▶ [TASK DETAILS] Please set out all the entries below as a numbered list, leaving out any blank lines.

▶ [THE DATA]

::::

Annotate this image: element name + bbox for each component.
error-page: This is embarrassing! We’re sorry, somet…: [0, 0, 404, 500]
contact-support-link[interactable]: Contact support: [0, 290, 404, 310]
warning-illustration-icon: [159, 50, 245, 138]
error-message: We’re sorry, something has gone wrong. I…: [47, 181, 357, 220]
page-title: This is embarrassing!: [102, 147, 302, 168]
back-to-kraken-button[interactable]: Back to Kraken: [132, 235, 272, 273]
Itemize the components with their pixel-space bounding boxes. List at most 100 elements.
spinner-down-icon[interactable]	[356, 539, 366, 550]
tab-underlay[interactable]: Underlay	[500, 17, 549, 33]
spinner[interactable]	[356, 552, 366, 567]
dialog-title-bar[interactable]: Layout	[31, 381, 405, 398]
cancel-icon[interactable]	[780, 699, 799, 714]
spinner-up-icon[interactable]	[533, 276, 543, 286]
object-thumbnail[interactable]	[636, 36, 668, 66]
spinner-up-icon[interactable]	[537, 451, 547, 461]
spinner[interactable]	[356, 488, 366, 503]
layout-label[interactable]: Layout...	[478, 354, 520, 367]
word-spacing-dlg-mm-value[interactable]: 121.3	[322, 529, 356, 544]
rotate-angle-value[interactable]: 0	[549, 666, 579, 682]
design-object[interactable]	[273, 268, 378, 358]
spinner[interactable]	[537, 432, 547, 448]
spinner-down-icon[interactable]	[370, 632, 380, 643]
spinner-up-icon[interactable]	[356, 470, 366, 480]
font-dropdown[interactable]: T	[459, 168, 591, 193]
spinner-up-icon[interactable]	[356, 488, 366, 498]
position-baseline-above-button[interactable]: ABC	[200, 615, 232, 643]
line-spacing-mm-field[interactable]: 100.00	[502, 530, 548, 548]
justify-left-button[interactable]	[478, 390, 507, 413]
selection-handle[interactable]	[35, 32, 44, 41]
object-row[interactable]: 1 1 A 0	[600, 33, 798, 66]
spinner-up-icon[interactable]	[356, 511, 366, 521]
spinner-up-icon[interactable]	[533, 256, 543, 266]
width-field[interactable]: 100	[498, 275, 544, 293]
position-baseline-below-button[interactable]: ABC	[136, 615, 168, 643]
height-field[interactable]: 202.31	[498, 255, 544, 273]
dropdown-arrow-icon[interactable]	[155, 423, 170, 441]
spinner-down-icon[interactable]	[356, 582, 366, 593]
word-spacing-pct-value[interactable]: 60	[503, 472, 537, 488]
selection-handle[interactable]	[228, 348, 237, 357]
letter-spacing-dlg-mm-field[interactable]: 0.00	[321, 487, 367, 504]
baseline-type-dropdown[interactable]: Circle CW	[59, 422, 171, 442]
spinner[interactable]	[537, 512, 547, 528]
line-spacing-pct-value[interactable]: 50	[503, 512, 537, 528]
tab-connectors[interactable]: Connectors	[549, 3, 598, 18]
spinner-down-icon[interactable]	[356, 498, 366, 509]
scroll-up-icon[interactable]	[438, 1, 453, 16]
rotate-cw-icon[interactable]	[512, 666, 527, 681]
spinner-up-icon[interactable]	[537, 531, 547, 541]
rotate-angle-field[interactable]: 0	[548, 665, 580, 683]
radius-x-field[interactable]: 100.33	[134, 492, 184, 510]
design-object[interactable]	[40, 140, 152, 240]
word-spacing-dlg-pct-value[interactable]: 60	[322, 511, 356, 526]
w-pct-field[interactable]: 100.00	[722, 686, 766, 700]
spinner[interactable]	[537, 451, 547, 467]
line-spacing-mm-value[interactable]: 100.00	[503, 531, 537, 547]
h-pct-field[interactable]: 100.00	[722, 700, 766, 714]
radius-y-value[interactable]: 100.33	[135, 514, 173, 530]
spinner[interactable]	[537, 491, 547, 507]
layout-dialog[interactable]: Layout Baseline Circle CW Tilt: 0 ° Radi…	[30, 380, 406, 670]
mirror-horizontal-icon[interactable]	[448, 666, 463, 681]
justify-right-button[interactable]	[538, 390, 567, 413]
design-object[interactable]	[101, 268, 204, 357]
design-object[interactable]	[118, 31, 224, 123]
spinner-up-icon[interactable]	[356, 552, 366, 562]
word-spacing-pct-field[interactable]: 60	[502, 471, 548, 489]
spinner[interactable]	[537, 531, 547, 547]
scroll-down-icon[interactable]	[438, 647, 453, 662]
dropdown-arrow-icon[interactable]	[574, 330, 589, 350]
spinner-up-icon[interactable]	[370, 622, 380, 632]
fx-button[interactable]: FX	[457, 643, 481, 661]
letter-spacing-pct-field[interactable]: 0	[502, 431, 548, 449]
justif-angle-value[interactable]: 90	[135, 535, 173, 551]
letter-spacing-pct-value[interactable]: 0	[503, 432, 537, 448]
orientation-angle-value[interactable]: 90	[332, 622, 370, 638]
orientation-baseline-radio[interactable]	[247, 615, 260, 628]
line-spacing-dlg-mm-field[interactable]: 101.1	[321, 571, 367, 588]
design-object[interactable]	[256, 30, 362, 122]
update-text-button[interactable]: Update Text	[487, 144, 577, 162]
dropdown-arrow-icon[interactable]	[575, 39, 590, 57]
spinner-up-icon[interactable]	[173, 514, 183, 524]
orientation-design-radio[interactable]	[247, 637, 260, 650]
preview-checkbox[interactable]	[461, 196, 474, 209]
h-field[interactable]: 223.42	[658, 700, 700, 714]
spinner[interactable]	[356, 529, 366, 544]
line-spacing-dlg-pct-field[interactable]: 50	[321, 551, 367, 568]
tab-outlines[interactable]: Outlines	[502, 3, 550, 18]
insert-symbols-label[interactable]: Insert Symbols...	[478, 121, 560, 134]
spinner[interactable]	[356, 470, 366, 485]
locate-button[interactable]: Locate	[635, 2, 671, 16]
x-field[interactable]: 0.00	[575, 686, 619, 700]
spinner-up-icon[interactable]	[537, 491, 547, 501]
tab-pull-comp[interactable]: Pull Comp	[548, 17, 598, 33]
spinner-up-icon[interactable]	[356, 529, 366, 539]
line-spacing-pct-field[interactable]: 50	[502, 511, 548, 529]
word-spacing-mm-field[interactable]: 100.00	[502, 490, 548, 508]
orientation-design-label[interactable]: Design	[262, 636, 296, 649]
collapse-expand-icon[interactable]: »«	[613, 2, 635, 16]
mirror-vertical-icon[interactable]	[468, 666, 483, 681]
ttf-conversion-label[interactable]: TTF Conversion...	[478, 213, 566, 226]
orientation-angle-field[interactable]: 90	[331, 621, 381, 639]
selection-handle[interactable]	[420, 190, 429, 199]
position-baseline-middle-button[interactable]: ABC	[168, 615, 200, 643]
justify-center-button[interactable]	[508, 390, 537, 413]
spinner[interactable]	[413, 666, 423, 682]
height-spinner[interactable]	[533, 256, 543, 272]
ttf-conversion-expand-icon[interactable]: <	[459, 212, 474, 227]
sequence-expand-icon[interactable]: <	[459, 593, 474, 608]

::::

▶ [EXPECTED OUTPUT]
1. Annotate this image: element name + bbox for each component.
2. error-page: This is embarrassing! We’re sorry, somet…: [0, 0, 404, 500]
3. contact-support-link[interactable]: Contact support: [0, 290, 404, 310]
4. warning-illustration-icon: [159, 50, 245, 138]
5. error-message: We’re sorry, something has gone wrong. I…: [47, 181, 357, 220]
6. page-title: This is embarrassing!: [102, 147, 302, 168]
7. back-to-kraken-button[interactable]: Back to Kraken: [132, 235, 272, 273]
8. Itemize the components with their pixel-space bounding boxes. List at most 100 elements.
9. spinner-down-icon[interactable]	[356, 539, 366, 550]
10. tab-underlay[interactable]: Underlay	[500, 17, 549, 33]
11. spinner[interactable]	[356, 552, 366, 567]
12. dialog-title-bar[interactable]: Layout	[31, 381, 405, 398]
13. cancel-icon[interactable]	[780, 699, 799, 714]
14. spinner-up-icon[interactable]	[533, 276, 543, 286]
15. object-thumbnail[interactable]	[636, 36, 668, 66]
16. spinner-up-icon[interactable]	[537, 451, 547, 461]
17. spinner[interactable]	[356, 488, 366, 503]
18. layout-label[interactable]: Layout...	[478, 354, 520, 367]
19. word-spacing-dlg-mm-value[interactable]: 121.3	[322, 529, 356, 544]
20. rotate-angle-value[interactable]: 0	[549, 666, 579, 682]
21. design-object[interactable]	[273, 268, 378, 358]
22. spinner[interactable]	[537, 432, 547, 448]
23. spinner-down-icon[interactable]	[370, 632, 380, 643]
24. spinner-up-icon[interactable]	[356, 470, 366, 480]
25. font-dropdown[interactable]: T	[459, 168, 591, 193]
26. spinner-up-icon[interactable]	[356, 488, 366, 498]
27. position-baseline-above-button[interactable]: ABC	[200, 615, 232, 643]
28. line-spacing-mm-field[interactable]: 100.00	[502, 530, 548, 548]
29. justify-left-button[interactable]	[478, 390, 507, 413]
30. selection-handle[interactable]	[35, 32, 44, 41]
31. object-row[interactable]: 1 1 A 0	[600, 33, 798, 66]
32. spinner-up-icon[interactable]	[356, 511, 366, 521]
33. spinner-up-icon[interactable]	[533, 256, 543, 266]
34. width-field[interactable]: 100	[498, 275, 544, 293]
35. position-baseline-below-button[interactable]: ABC	[136, 615, 168, 643]
36. height-field[interactable]: 202.31	[498, 255, 544, 273]
37. dropdown-arrow-icon[interactable]	[155, 423, 170, 441]
38. spinner-down-icon[interactable]	[356, 582, 366, 593]
39. word-spacing-pct-value[interactable]: 60	[503, 472, 537, 488]
40. selection-handle[interactable]	[228, 348, 237, 357]
41. letter-spacing-dlg-mm-field[interactable]: 0.00	[321, 487, 367, 504]
42. baseline-type-dropdown[interactable]: Circle CW	[59, 422, 171, 442]
43. spinner[interactable]	[537, 512, 547, 528]
44. line-spacing-pct-value[interactable]: 50	[503, 512, 537, 528]
45. tab-connectors[interactable]: Connectors	[549, 3, 598, 18]
46. spinner-down-icon[interactable]	[356, 498, 366, 509]
47. scroll-up-icon[interactable]	[438, 1, 453, 16]
48. rotate-cw-icon[interactable]	[512, 666, 527, 681]
49. spinner-up-icon[interactable]	[537, 531, 547, 541]
50. rotate-angle-field[interactable]: 0	[548, 665, 580, 683]
51. radius-x-field[interactable]: 100.33	[134, 492, 184, 510]
52. design-object[interactable]	[40, 140, 152, 240]
53. word-spacing-dlg-pct-value[interactable]: 60	[322, 511, 356, 526]
54. w-pct-field[interactable]: 100.00	[722, 686, 766, 700]
55. spinner[interactable]	[537, 451, 547, 467]
56. line-spacing-mm-value[interactable]: 100.00	[503, 531, 537, 547]
57. h-pct-field[interactable]: 100.00	[722, 700, 766, 714]
58. radius-y-value[interactable]: 100.33	[135, 514, 173, 530]
59. spinner[interactable]	[537, 491, 547, 507]
60. layout-dialog[interactable]: Layout Baseline Circle CW Tilt: 0 ° Radi…	[30, 380, 406, 670]
61. mirror-horizontal-icon[interactable]	[448, 666, 463, 681]
62. justify-right-button[interactable]	[538, 390, 567, 413]
63. design-object[interactable]	[101, 268, 204, 357]
64. design-object[interactable]	[118, 31, 224, 123]
65. spinner-up-icon[interactable]	[356, 552, 366, 562]
66. word-spacing-pct-field[interactable]: 60	[502, 471, 548, 489]
67. spinner[interactable]	[537, 531, 547, 547]
68. scroll-down-icon[interactable]	[438, 647, 453, 662]
69. dropdown-arrow-icon[interactable]	[574, 330, 589, 350]
70. spinner-up-icon[interactable]	[370, 622, 380, 632]
71. fx-button[interactable]: FX	[457, 643, 481, 661]
72. letter-spacing-pct-field[interactable]: 0	[502, 431, 548, 449]
73. justif-angle-value[interactable]: 90	[135, 535, 173, 551]
74. letter-spacing-pct-value[interactable]: 0	[503, 432, 537, 448]
75. orientation-angle-value[interactable]: 90	[332, 622, 370, 638]
76. orientation-baseline-radio[interactable]	[247, 615, 260, 628]
77. line-spacing-dlg-mm-field[interactable]: 101.1	[321, 571, 367, 588]
78. design-object[interactable]	[256, 30, 362, 122]
79. update-text-button[interactable]: Update Text	[487, 144, 577, 162]
80. dropdown-arrow-icon[interactable]	[575, 39, 590, 57]
81. spinner-up-icon[interactable]	[173, 514, 183, 524]
82. orientation-design-radio[interactable]	[247, 637, 260, 650]
83. preview-checkbox[interactable]	[461, 196, 474, 209]
84. h-field[interactable]: 223.42	[658, 700, 700, 714]
85. spinner[interactable]	[356, 529, 366, 544]
86. line-spacing-dlg-pct-field[interactable]: 50	[321, 551, 367, 568]
87. tab-outlines[interactable]: Outlines	[502, 3, 550, 18]
88. insert-symbols-label[interactable]: Insert Symbols...	[478, 121, 560, 134]
89. spinner[interactable]	[356, 470, 366, 485]
90. locate-button[interactable]: Locate	[635, 2, 671, 16]
91. x-field[interactable]: 0.00	[575, 686, 619, 700]
92. spinner-up-icon[interactable]	[537, 491, 547, 501]
93. tab-pull-comp[interactable]: Pull Comp	[548, 17, 598, 33]
94. spinner-up-icon[interactable]	[356, 529, 366, 539]
95. line-spacing-pct-field[interactable]: 50	[502, 511, 548, 529]
96. word-spacing-mm-field[interactable]: 100.00	[502, 490, 548, 508]
97. orientation-design-label[interactable]: Design	[262, 636, 296, 649]
98. collapse-expand-icon[interactable]: »«	[613, 2, 635, 16]
99. mirror-vertical-icon[interactable]	[468, 666, 483, 681]
100. ttf-conversion-label[interactable]: TTF Conversion...	[478, 213, 566, 226]
101. orientation-angle-field[interactable]: 90	[331, 621, 381, 639]
102. selection-handle[interactable]	[420, 190, 429, 199]
103. position-baseline-middle-button[interactable]: ABC	[168, 615, 200, 643]
104. justify-center-button[interactable]	[508, 390, 537, 413]
105. spinner[interactable]	[413, 666, 423, 682]
106. height-spinner[interactable]	[533, 256, 543, 272]
107. ttf-conversion-expand-icon[interactable]: <	[459, 212, 474, 227]
108. sequence-expand-icon[interactable]: <	[459, 593, 474, 608]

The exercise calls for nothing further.